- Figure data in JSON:
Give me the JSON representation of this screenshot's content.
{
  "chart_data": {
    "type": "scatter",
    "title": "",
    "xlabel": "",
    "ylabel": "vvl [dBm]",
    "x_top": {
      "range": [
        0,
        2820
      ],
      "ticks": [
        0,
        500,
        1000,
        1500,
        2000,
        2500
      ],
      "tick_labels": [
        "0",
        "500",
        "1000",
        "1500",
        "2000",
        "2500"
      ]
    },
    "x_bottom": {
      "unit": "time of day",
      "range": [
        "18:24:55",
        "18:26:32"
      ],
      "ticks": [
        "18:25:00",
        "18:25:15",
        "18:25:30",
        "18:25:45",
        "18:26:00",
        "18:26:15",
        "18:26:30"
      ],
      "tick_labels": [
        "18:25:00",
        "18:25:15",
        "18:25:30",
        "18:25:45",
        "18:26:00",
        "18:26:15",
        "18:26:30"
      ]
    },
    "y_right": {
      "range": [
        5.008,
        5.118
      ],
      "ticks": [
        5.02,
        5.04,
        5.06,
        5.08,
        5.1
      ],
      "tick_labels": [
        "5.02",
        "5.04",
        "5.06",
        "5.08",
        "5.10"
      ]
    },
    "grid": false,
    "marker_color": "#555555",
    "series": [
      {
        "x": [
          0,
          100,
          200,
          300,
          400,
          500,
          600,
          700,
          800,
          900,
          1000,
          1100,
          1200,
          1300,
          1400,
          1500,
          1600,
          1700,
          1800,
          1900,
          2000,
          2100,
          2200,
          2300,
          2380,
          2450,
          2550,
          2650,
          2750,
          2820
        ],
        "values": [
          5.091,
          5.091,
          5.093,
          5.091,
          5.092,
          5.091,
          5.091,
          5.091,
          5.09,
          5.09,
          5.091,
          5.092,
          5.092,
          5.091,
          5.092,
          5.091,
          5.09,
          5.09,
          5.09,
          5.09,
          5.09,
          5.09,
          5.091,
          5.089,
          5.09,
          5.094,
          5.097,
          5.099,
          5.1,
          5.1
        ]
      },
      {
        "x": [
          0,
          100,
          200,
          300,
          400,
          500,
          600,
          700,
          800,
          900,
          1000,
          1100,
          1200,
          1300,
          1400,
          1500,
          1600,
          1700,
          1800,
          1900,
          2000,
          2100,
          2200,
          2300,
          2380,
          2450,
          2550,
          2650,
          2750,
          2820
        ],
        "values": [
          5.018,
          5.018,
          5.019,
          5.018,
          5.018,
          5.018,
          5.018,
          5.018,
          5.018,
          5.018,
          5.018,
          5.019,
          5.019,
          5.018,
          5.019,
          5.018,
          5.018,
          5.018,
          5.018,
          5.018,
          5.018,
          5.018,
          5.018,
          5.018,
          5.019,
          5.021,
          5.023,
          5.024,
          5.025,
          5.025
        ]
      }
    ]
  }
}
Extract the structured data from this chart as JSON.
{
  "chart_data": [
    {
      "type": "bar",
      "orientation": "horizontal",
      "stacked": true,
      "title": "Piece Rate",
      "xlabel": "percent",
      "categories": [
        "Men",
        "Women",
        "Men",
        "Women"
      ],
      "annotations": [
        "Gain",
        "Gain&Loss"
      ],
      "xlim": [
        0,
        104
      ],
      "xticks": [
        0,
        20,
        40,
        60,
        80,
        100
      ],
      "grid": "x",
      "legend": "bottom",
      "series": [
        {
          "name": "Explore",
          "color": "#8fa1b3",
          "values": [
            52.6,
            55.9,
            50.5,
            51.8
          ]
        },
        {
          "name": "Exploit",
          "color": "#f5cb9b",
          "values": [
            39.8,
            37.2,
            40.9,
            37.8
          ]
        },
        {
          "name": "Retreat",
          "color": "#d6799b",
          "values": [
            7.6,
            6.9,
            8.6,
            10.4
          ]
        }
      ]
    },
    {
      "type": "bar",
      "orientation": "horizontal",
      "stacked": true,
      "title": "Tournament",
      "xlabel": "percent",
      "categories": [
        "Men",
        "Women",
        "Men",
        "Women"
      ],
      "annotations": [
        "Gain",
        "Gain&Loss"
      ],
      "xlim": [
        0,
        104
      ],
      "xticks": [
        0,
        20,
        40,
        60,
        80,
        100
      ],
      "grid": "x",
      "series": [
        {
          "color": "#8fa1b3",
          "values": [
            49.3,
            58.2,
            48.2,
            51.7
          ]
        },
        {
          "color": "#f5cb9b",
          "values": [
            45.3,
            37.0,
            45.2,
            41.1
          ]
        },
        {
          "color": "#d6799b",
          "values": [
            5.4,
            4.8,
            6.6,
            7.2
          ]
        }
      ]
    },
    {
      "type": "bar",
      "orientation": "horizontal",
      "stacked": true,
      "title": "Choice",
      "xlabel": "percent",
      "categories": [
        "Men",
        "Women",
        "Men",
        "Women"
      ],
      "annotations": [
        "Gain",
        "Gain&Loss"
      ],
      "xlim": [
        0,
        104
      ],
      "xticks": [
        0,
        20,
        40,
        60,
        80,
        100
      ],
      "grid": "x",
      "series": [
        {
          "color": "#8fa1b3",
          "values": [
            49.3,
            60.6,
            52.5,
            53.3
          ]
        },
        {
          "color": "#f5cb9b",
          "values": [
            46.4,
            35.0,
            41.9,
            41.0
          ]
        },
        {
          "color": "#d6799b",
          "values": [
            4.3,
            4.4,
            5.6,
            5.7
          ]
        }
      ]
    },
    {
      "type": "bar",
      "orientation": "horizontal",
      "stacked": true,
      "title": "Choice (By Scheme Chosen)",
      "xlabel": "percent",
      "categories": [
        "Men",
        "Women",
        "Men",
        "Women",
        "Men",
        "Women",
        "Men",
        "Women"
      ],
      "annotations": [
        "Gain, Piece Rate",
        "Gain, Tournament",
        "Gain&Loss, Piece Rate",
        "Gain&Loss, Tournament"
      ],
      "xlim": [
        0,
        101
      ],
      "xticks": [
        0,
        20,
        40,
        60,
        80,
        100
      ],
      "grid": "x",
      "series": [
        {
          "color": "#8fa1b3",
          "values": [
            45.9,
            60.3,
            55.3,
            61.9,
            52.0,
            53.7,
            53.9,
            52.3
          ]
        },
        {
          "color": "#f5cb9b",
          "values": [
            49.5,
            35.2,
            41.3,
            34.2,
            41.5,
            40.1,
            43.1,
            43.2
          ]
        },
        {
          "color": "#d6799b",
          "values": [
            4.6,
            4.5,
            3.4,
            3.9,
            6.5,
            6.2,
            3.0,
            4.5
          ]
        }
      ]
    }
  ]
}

- What the exercise asks: Repeat the preceding lines exactly, please, every one of them.

- Exercise result:
Give me the JSON representation of this screenshot's content.
{
  "chart_data": {
    "type": "scatter",
    "title": "",
    "xlabel": "",
    "ylabel": "vvl [dBm]",
    "x_top": {
      "range": [
        0,
        2820
      ],
      "ticks": [
        0,
        500,
        1000,
        1500,
        2000,
        2500
      ],
      "tick_labels": [
        "0",
        "500",
        "1000",
        "1500",
        "2000",
        "2500"
      ]
    },
    "x_bottom": {
      "unit": "time of day",
      "range": [
        "18:24:55",
        "18:26:32"
      ],
      "ticks": [
        "18:25:00",
        "18:25:15",
        "18:25:30",
        "18:25:45",
        "18:26:00",
        "18:26:15",
        "18:26:30"
      ],
      "tick_labels": [
        "18:25:00",
        "18:25:15",
        "18:25:30",
        "18:25:45",
        "18:26:00",
        "18:26:15",
        "18:26:30"
      ]
    },
    "y_right": {
      "range": [
        5.008,
        5.118
      ],
      "ticks": [
        5.02,
        5.04,
        5.06,
        5.08,
        5.1
      ],
      "tick_labels": [
        "5.02",
        "5.04",
        "5.06",
        "5.08",
        "5.10"
      ]
    },
    "grid": false,
    "marker_color": "#555555",
    "series": [
      {
        "x": [
          0,
          100,
          200,
          300,
          400,
          500,
          600,
          700,
          800,
          900,
          1000,
          1100,
          1200,
          1300,
          1400,
          1500,
          1600,
          1700,
          1800,
          1900,
          2000,
          2100,
          2200,
          2300,
          2380,
          2450,
          2550,
          2650,
          2750,
          2820
        ],
        "values": [
          5.091,
          5.091,
          5.093,
          5.091,
          5.092,
          5.091,
          5.091,
          5.091,
          5.09,
          5.09,
          5.091,
          5.092,
          5.092,
          5.091,
          5.092,
          5.091,
          5.09,
          5.09,
          5.09,
          5.09,
          5.09,
          5.09,
          5.091,
          5.089,
          5.09,
          5.094,
          5.097,
          5.099,
          5.1,
          5.1
        ]
      },
      {
        "x": [
          0,
          100,
          200,
          300,
          400,
          500,
          600,
          700,
          800,
          900,
          1000,
          1100,
          1200,
          1300,
          1400,
          1500,
          1600,
          1700,
          1800,
          1900,
          2000,
          2100,
          2200,
          2300,
          2380,
          2450,
          2550,
          2650,
          2750,
          2820
        ],
        "values": [
          5.018,
          5.018,
          5.019,
          5.018,
          5.018,
          5.018,
          5.018,
          5.018,
          5.018,
          5.018,
          5.018,
          5.019,
          5.019,
          5.018,
          5.019,
          5.018,
          5.018,
          5.018,
          5.018,
          5.018,
          5.018,
          5.018,
          5.018,
          5.018,
          5.019,
          5.021,
          5.023,
          5.024,
          5.025,
          5.025
        ]
      }
    ]
  }
}
Extract the structured data from this chart as JSON.
{
  "chart_data": [
    {
      "type": "bar",
      "orientation": "horizontal",
      "stacked": true,
      "title": "Piece Rate",
      "xlabel": "percent",
      "categories": [
        "Men",
        "Women",
        "Men",
        "Women"
      ],
      "annotations": [
        "Gain",
        "Gain&Loss"
      ],
      "xlim": [
        0,
        104
      ],
      "xticks": [
        0,
        20,
        40,
        60,
        80,
        100
      ],
      "grid": "x",
      "legend": "bottom",
      "series": [
        {
          "name": "Explore",
          "color": "#8fa1b3",
          "values": [
            52.6,
            55.9,
            50.5,
            51.8
          ]
        },
        {
          "name": "Exploit",
          "color": "#f5cb9b",
          "values": [
            39.8,
            37.2,
            40.9,
            37.8
          ]
        },
        {
          "name": "Retreat",
          "color": "#d6799b",
          "values": [
            7.6,
            6.9,
            8.6,
            10.4
          ]
        }
      ]
    },
    {
      "type": "bar",
      "orientation": "horizontal",
      "stacked": true,
      "title": "Tournament",
      "xlabel": "percent",
      "categories": [
        "Men",
        "Women",
        "Men",
        "Women"
      ],
      "annotations": [
        "Gain",
        "Gain&Loss"
      ],
      "xlim": [
        0,
        104
      ],
      "xticks": [
        0,
        20,
        40,
        60,
        80,
        100
      ],
      "grid": "x",
      "series": [
        {
          "color": "#8fa1b3",
          "values": [
            49.3,
            58.2,
            48.2,
            51.7
          ]
        },
        {
          "color": "#f5cb9b",
          "values": [
            45.3,
            37.0,
            45.2,
            41.1
          ]
        },
        {
          "color": "#d6799b",
          "values": [
            5.4,
            4.8,
            6.6,
            7.2
          ]
        }
      ]
    },
    {
      "type": "bar",
      "orientation": "horizontal",
      "stacked": true,
      "title": "Choice",
      "xlabel": "percent",
      "categories": [
        "Men",
        "Women",
        "Men",
        "Women"
      ],
      "annotations": [
        "Gain",
        "Gain&Loss"
      ],
      "xlim": [
        0,
        104
      ],
      "xticks": [
        0,
        20,
        40,
        60,
        80,
        100
      ],
      "grid": "x",
      "series": [
        {
          "color": "#8fa1b3",
          "values": [
            49.3,
            60.6,
            52.5,
            53.3
          ]
        },
        {
          "color": "#f5cb9b",
          "values": [
            46.4,
            35.0,
            41.9,
            41.0
          ]
        },
        {
          "color": "#d6799b",
          "values": [
            4.3,
            4.4,
            5.6,
            5.7
          ]
        }
      ]
    },
    {
      "type": "bar",
      "orientation": "horizontal",
      "stacked": true,
      "title": "Choice (By Scheme Chosen)",
      "xlabel": "percent",
      "categories": [
        "Men",
        "Women",
        "Men",
        "Women",
        "Men",
        "Women",
        "Men",
        "Women"
      ],
      "annotations": [
        "Gain, Piece Rate",
        "Gain, Tournament",
        "Gain&Loss, Piece Rate",
        "Gain&Loss, Tournament"
      ],
      "xlim": [
        0,
        101
      ],
      "xticks": [
        0,
        20,
        40,
        60,
        80,
        100
      ],
      "grid": "x",
      "series": [
        {
          "color": "#8fa1b3",
          "values": [
            45.9,
            60.3,
            55.3,
            61.9,
            52.0,
            53.7,
            53.9,
            52.3
          ]
        },
        {
          "color": "#f5cb9b",
          "values": [
            49.5,
            35.2,
            41.3,
            34.2,
            41.5,
            40.1,
            43.1,
            43.2
          ]
        },
        {
          "color": "#d6799b",
          "values": [
            4.6,
            4.5,
            3.4,
            3.9,
            6.5,
            6.2,
            3.0,
            4.5
          ]
        }
      ]
    }
  ]
}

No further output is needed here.